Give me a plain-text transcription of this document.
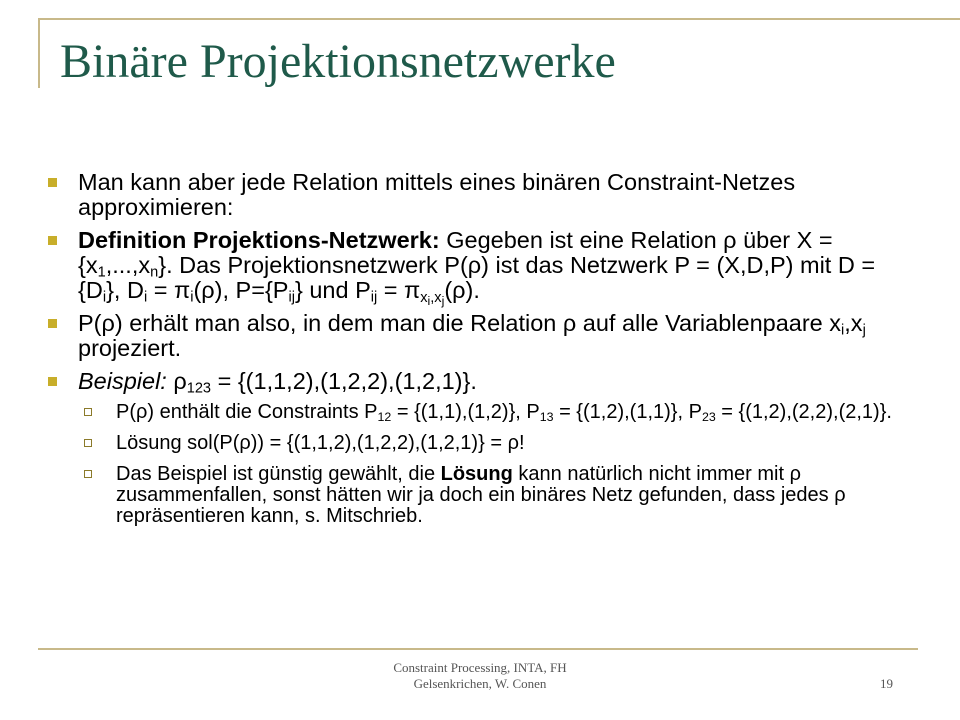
Binäre Projektionsnetzwerke
Man kann aber jede Relation mittels eines binären Constraint-Netzes approximieren:
Definition Projektions-Netzwerk: Gegeben ist eine Relation ρ über $X = \{x_1,...,x_n\}$. Das Projektionsnetzwerk P(ρ) ist das Netzwerk P = (X,D,P) mit $D = \{D_i\}$, $D_i = \pi_i(\rho)$, $P=\{P_{ij}\}$ und $P_{ij} = \pi_{x_i,x_j}(\rho)$.
P(ρ) erhält man also, in dem man die Relation ρ auf alle Variablenpaare $x_i,x_j$ projeziert.
Beispiel: $\rho_{123} = \{(1,1,2),(1,2,2),(1,2,1)\}$.
P(ρ) enthält die Constraints $P_{12} = \{(1,1),(1,2)\}$, $P_{13} = \{(1,2),(1,1)\}$, $P_{23} = \{(1,2),(2,2),(2,1)\}$.
Lösung sol(P(ρ)) = {(1,1,2),(1,2,2),(1,2,1)} = ρ!
Das Beispiel ist günstig gewählt, die Lösung kann natürlich nicht immer mit ρ zusammenfallen, sonst hätten wir ja doch ein binäres Netz gefunden, dass jedes ρ repräsentieren kann, s. Mitschrieb.
Constraint Processing, INTA, FH
Gelsenkrichen, W. Conen	19
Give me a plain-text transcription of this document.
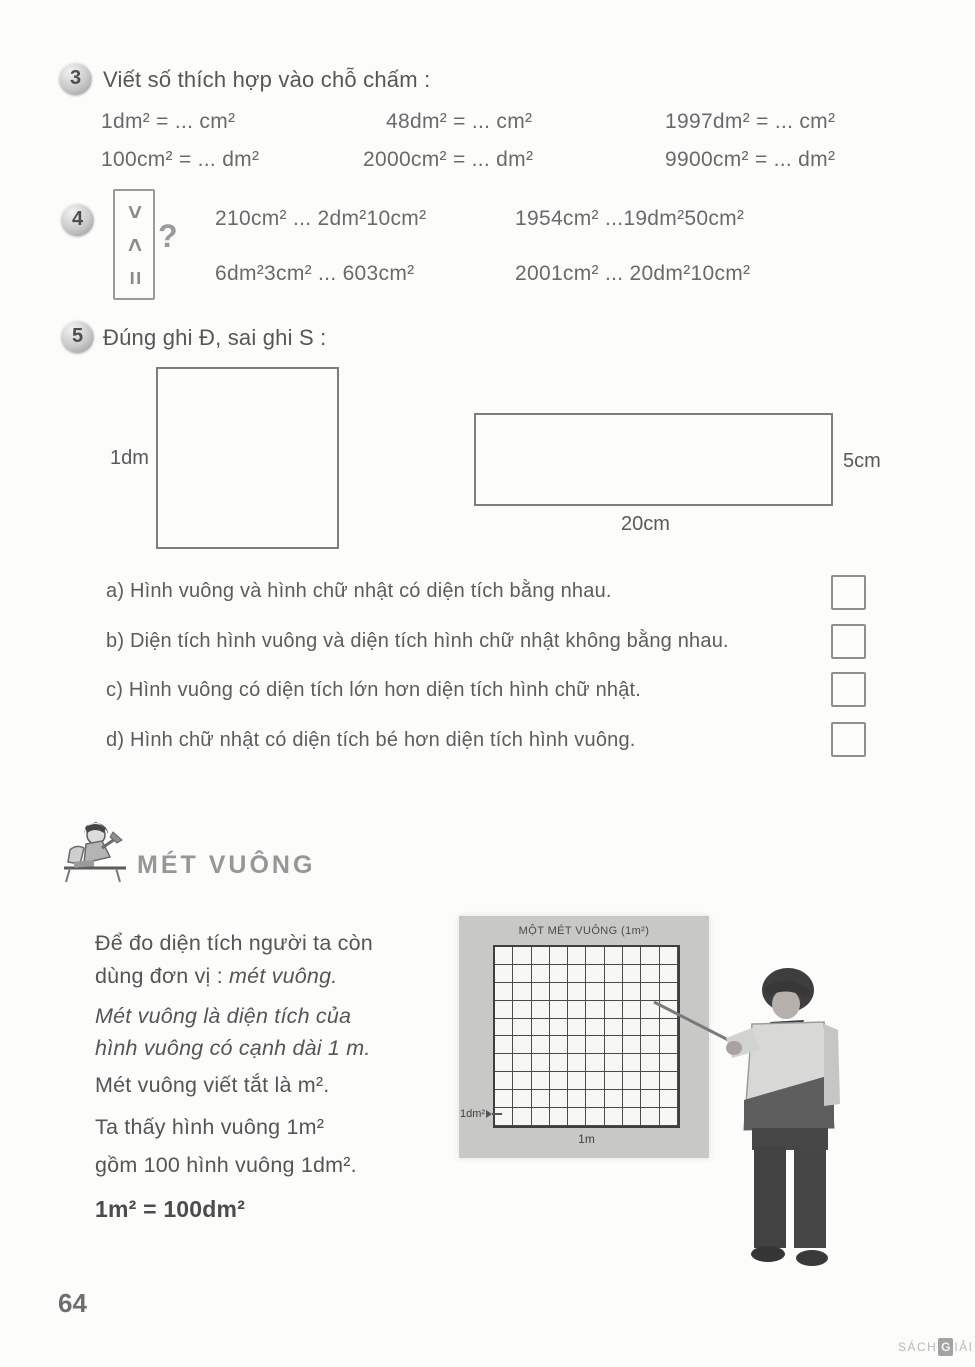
3 Viết số thích hợp vào chỗ chấm :
1dm² = ... cm²	48dm² = ... cm²	1997dm² = ... cm²
100cm² = ... dm²	2000cm² = ... dm²	9900cm² = ... dm²
4	>
<
=
? 210cm² ... 2dm²10cm²	1954cm² ...19dm²50cm²
6dm²3cm² ... 603cm²	2001cm² ... 20dm²10cm²
5 Đúng ghi Đ, sai ghi S :
1dm	5cm
20cm
a) Hình vuông và hình chữ nhật có diện tích bằng nhau.
b) Diện tích hình vuông và diện tích hình chữ nhật không bằng nhau.
c) Hình vuông có diện tích lớn hơn diện tích hình chữ nhật.
d) Hình chữ nhật có diện tích bé hơn diện tích hình vuông.
MÉT VUÔNG
Để đo diện tích người ta còn
dùng đơn vị : mét vuông.
Mét vuông là diện tích của
hình vuông có cạnh dài 1 m.
Mét vuông viết tắt là m².
Ta thấy hình vuông 1m²
gồm 100 hình vuông 1dm².
1m² = 100dm²
MỘT MÉT VUÔNG (1m²)
1dm²
1m
64
SÁCH G IẢI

*Objective*.
Repeat everything in the records precisely. Images are excluded from the copy.

*Complete response*.
Give me a plain-text transcription of this document.
Binäre Projektionsnetzwerke
Man kann aber jede Relation mittels eines binären Constraint-Netzes approximieren:
Definition Projektions-Netzwerk: Gegeben ist eine Relation ρ über $X = \{x_1,...,x_n\}$. Das Projektionsnetzwerk P(ρ) ist das Netzwerk P = (X,D,P) mit $D = \{D_i\}$, $D_i = \pi_i(\rho)$, $P=\{P_{ij}\}$ und $P_{ij} = \pi_{x_i,x_j}(\rho)$.
P(ρ) erhält man also, in dem man die Relation ρ auf alle Variablenpaare $x_i,x_j$ projeziert.
Beispiel: $\rho_{123} = \{(1,1,2),(1,2,2),(1,2,1)\}$.
P(ρ) enthält die Constraints $P_{12} = \{(1,1),(1,2)\}$, $P_{13} = \{(1,2),(1,1)\}$, $P_{23} = \{(1,2),(2,2),(2,1)\}$.
Lösung sol(P(ρ)) = {(1,1,2),(1,2,2),(1,2,1)} = ρ!
Das Beispiel ist günstig gewählt, die Lösung kann natürlich nicht immer mit ρ zusammenfallen, sonst hätten wir ja doch ein binäres Netz gefunden, dass jedes ρ repräsentieren kann, s. Mitschrieb.
Constraint Processing, INTA, FH
Gelsenkrichen, W. Conen	19
Give me a plain-text transcription of this document.
3 Viết số thích hợp vào chỗ chấm :
1dm² = ... cm²	48dm² = ... cm²	1997dm² = ... cm²
100cm² = ... dm²	2000cm² = ... dm²	9900cm² = ... dm²
4	>
<
=
? 210cm² ... 2dm²10cm²	1954cm² ...19dm²50cm²
6dm²3cm² ... 603cm²	2001cm² ... 20dm²10cm²
5 Đúng ghi Đ, sai ghi S :
1dm	5cm
20cm
a) Hình vuông và hình chữ nhật có diện tích bằng nhau.
b) Diện tích hình vuông và diện tích hình chữ nhật không bằng nhau.
c) Hình vuông có diện tích lớn hơn diện tích hình chữ nhật.
d) Hình chữ nhật có diện tích bé hơn diện tích hình vuông.
MÉT VUÔNG
Để đo diện tích người ta còn
dùng đơn vị : mét vuông.
Mét vuông là diện tích của
hình vuông có cạnh dài 1 m.
Mét vuông viết tắt là m².
Ta thấy hình vuông 1m²
gồm 100 hình vuông 1dm².
1m² = 100dm²
MỘT MÉT VUÔNG (1m²)
1dm²
1m
64
SÁCH G IẢI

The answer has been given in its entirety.